*Raw records:*
- - - -
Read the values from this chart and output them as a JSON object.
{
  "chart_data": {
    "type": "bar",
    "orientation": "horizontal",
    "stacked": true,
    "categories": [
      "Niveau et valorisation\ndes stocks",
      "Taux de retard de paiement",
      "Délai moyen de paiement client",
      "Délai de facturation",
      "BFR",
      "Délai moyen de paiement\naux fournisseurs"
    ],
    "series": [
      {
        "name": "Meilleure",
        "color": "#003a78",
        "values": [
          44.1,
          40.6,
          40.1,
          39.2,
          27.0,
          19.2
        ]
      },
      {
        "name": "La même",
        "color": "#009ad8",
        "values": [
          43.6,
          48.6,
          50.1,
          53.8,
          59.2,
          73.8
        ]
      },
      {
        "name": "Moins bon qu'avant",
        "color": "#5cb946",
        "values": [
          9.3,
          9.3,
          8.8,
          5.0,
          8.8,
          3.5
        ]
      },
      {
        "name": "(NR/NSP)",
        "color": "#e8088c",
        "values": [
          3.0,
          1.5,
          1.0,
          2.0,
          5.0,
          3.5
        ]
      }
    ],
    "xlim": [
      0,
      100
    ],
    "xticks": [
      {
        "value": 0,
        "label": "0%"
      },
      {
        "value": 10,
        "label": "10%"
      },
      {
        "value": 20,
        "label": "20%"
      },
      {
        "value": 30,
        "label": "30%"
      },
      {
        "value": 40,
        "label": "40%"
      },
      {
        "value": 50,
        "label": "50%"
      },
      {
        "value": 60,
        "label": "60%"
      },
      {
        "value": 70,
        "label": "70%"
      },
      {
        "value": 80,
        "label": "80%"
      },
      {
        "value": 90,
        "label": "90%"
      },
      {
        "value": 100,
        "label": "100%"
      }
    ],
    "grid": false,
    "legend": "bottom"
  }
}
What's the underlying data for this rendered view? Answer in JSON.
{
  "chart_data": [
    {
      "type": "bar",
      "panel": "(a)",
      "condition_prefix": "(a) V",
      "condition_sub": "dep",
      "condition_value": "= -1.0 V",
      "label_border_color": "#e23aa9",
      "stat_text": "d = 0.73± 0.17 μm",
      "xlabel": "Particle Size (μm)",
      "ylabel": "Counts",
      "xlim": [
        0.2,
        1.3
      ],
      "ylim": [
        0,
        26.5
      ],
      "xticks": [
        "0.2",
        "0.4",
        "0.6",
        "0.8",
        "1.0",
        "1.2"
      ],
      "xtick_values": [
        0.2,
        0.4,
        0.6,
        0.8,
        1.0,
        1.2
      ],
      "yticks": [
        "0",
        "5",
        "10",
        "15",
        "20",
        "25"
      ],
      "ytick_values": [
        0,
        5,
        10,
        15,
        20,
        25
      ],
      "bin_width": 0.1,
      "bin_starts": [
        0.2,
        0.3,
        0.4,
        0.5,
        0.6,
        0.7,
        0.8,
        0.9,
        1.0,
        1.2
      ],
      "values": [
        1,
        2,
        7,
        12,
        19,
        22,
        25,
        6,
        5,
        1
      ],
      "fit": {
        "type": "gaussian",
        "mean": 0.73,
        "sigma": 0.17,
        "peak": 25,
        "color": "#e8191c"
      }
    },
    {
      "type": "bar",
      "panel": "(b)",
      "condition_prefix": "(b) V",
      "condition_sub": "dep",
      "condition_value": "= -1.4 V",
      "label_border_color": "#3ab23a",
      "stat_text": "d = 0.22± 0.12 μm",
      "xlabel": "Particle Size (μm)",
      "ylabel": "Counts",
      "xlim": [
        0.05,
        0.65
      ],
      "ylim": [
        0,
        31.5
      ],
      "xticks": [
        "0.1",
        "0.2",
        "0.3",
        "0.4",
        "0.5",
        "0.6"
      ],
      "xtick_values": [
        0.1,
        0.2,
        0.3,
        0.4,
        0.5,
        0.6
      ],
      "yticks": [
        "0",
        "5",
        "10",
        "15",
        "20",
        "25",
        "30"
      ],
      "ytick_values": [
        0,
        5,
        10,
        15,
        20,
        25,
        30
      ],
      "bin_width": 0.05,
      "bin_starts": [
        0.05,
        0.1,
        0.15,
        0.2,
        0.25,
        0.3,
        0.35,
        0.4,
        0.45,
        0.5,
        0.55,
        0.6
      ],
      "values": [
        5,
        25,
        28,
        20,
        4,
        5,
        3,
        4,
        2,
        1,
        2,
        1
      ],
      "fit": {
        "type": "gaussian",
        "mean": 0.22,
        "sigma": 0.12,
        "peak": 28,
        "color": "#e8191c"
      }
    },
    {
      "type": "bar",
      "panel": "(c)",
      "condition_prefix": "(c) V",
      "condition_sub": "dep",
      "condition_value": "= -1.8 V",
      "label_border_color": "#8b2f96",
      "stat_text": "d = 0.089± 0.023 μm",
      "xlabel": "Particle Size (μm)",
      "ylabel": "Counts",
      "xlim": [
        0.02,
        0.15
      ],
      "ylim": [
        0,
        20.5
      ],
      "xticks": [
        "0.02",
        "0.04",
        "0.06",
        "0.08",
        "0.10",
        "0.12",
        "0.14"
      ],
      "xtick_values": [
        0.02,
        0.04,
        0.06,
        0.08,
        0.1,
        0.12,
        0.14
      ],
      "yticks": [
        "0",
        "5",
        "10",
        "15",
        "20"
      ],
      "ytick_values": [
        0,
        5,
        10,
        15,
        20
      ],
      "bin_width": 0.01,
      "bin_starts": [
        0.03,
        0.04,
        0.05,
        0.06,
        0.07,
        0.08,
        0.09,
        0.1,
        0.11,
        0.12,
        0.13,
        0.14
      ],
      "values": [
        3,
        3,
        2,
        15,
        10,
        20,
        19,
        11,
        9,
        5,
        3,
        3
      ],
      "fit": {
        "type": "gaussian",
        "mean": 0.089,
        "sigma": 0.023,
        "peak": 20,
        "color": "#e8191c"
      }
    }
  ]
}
- - - -
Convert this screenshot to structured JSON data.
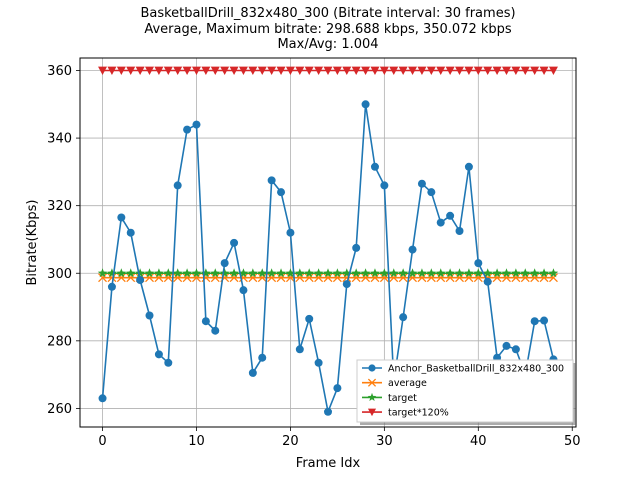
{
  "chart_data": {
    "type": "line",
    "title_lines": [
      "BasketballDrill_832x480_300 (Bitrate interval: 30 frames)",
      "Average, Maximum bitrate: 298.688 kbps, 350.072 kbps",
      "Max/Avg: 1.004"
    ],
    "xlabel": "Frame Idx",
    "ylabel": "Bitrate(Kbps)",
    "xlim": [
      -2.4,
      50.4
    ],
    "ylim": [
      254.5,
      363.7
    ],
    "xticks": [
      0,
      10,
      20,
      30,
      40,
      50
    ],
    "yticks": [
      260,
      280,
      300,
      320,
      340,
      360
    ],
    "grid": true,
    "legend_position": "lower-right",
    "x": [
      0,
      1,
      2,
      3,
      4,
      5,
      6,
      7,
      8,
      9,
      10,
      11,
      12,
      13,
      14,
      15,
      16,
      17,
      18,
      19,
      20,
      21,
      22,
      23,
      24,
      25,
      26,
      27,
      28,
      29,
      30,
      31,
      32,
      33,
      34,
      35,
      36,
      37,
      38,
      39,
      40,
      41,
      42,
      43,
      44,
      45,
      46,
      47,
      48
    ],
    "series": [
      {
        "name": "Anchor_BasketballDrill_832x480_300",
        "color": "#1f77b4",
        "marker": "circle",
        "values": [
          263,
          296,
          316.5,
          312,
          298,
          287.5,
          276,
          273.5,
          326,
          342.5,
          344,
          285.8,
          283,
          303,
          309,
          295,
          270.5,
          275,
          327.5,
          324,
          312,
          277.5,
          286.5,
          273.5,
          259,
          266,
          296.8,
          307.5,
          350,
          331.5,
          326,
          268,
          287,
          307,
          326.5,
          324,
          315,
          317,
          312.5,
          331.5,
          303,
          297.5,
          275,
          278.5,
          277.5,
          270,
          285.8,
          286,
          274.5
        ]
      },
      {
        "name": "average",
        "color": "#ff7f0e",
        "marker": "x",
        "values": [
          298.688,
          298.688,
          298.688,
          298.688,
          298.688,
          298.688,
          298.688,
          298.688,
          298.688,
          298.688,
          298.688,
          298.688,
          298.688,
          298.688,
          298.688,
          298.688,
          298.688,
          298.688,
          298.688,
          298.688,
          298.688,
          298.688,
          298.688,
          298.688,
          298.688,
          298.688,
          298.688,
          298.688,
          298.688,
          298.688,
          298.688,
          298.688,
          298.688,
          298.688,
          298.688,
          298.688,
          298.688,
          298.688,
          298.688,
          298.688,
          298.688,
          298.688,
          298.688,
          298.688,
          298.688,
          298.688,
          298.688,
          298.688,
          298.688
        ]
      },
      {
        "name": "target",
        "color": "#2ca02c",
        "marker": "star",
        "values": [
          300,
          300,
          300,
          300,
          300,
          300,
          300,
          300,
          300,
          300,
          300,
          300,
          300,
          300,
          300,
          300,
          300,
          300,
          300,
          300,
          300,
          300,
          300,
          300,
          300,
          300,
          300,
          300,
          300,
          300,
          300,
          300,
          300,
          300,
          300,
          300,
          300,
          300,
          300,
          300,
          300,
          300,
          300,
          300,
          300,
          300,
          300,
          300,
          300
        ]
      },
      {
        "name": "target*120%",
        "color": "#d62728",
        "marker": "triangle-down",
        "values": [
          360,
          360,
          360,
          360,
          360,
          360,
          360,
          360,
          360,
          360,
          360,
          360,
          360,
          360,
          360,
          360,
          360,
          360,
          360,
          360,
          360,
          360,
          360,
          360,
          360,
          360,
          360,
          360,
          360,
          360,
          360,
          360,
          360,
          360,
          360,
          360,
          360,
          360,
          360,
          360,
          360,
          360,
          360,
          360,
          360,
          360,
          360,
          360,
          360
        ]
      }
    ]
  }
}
- - - -
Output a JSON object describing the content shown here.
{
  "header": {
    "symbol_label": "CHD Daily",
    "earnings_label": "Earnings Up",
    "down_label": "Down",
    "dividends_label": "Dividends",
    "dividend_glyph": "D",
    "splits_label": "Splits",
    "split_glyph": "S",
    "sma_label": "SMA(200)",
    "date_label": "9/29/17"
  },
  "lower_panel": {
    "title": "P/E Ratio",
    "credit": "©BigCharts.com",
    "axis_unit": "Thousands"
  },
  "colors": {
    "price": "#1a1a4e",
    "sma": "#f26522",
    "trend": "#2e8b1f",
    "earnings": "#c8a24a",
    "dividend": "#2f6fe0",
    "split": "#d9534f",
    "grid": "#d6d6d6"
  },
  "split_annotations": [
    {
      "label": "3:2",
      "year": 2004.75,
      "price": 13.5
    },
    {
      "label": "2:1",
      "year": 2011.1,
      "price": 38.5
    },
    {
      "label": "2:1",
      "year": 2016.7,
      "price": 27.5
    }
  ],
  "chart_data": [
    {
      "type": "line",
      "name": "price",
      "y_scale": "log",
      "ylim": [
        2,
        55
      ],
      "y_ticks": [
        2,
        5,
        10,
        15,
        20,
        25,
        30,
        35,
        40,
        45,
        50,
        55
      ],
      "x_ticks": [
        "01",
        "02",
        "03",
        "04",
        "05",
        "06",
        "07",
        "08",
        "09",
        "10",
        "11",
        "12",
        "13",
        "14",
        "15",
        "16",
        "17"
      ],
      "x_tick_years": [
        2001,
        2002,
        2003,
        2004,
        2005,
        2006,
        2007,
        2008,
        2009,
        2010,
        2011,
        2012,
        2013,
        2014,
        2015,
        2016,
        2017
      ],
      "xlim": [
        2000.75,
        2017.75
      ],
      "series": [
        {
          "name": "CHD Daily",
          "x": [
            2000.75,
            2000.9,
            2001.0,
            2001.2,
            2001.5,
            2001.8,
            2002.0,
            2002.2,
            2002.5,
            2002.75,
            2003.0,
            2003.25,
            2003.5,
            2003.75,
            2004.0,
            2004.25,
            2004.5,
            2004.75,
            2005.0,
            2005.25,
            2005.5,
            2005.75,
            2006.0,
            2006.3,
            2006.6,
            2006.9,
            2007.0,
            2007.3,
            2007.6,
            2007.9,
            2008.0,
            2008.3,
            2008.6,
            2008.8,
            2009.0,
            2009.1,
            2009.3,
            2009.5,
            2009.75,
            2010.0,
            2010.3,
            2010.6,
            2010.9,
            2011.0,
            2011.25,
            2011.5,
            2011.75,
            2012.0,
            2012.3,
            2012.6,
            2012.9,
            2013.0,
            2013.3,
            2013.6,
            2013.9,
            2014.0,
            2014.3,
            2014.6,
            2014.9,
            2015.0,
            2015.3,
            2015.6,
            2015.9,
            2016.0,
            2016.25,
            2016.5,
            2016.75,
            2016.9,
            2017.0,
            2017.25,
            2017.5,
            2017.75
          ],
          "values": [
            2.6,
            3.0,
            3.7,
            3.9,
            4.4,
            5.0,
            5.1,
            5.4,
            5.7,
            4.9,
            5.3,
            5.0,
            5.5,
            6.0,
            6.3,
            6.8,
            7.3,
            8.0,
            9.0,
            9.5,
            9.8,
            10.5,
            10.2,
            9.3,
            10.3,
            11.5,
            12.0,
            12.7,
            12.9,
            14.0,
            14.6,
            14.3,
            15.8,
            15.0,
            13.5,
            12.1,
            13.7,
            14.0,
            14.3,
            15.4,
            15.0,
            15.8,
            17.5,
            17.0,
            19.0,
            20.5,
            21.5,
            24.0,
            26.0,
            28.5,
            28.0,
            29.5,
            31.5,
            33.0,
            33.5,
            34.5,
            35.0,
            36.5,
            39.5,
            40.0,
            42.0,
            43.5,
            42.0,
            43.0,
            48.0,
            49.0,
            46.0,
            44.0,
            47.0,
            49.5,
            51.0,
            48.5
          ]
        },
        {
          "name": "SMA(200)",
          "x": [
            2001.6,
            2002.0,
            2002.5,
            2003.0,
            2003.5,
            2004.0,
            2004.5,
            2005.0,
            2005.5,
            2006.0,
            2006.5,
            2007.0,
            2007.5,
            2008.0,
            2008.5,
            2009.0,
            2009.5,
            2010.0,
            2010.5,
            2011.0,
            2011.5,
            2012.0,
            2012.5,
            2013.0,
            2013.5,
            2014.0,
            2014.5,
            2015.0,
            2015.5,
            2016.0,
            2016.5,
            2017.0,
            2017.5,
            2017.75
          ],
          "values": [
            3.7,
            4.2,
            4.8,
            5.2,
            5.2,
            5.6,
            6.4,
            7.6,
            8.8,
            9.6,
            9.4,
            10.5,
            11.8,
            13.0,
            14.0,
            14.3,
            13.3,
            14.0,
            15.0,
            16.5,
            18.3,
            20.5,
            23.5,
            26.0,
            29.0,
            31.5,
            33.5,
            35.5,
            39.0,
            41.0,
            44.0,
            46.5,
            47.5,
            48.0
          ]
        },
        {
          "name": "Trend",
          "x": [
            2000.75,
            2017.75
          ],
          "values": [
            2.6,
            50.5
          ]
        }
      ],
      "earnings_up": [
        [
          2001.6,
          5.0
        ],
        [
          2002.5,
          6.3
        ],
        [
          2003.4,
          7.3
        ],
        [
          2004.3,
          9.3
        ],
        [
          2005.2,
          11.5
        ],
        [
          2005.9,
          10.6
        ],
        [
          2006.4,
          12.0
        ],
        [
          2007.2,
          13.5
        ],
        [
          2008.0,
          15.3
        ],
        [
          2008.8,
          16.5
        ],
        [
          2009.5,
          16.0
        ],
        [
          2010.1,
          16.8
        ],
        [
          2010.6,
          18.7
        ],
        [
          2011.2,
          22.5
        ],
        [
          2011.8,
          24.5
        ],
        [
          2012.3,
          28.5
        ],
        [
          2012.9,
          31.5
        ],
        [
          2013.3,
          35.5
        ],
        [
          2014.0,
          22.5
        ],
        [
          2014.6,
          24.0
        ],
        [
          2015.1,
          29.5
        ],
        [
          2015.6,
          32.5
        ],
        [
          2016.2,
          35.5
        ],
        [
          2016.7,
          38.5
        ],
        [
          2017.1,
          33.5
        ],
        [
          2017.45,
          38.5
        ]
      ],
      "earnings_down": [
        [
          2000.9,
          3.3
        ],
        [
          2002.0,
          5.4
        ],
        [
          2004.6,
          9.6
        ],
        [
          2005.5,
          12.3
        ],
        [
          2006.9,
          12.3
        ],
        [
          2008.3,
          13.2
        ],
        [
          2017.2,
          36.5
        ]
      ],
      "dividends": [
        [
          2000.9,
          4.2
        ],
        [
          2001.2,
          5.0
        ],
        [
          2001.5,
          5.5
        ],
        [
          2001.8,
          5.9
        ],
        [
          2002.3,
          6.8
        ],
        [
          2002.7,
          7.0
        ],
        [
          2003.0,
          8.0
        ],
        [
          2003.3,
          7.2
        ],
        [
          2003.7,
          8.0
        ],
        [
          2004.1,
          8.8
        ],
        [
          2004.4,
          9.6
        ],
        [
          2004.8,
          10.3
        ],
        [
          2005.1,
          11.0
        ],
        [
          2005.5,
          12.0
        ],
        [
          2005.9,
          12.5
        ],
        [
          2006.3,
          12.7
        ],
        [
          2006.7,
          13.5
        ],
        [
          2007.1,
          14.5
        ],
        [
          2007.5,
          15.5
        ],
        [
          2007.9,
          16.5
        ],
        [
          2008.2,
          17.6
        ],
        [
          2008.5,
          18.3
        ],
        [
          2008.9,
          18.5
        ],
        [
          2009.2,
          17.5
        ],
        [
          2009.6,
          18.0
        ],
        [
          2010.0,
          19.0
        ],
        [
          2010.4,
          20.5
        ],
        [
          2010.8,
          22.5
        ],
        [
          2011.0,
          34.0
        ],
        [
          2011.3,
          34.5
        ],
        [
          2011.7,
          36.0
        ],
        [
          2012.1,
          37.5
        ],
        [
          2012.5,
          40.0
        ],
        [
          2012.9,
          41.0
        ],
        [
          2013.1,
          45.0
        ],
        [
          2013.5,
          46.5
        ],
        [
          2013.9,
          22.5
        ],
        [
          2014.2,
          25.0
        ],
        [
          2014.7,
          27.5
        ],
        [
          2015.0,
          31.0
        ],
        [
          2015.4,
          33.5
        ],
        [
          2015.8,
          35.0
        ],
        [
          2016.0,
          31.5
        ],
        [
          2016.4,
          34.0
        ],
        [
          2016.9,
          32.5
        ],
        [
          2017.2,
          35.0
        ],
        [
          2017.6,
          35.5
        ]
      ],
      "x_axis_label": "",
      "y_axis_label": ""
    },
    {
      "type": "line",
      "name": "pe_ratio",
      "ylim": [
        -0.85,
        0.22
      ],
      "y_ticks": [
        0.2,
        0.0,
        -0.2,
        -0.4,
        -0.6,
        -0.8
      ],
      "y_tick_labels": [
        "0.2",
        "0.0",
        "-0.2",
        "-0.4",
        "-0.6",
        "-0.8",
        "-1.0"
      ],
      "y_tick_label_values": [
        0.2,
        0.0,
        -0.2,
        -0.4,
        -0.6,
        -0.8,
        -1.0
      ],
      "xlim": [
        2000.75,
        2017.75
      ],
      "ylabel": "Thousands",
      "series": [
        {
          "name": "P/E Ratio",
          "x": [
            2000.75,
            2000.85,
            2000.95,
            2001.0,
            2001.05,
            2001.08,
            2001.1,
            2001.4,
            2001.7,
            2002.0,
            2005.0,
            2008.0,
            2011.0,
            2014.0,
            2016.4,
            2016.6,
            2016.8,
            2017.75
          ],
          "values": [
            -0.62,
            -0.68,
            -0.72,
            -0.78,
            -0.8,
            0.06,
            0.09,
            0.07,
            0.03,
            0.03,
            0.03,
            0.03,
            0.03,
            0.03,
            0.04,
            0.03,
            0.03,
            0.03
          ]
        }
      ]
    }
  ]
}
- - - -
*Exercise instructions:*
From the records above, pick out and copy each line holding the word "Thousands".

*Solution to the exercise:*
    "axis_unit": "Thousands"
      "ylabel": "Thousands",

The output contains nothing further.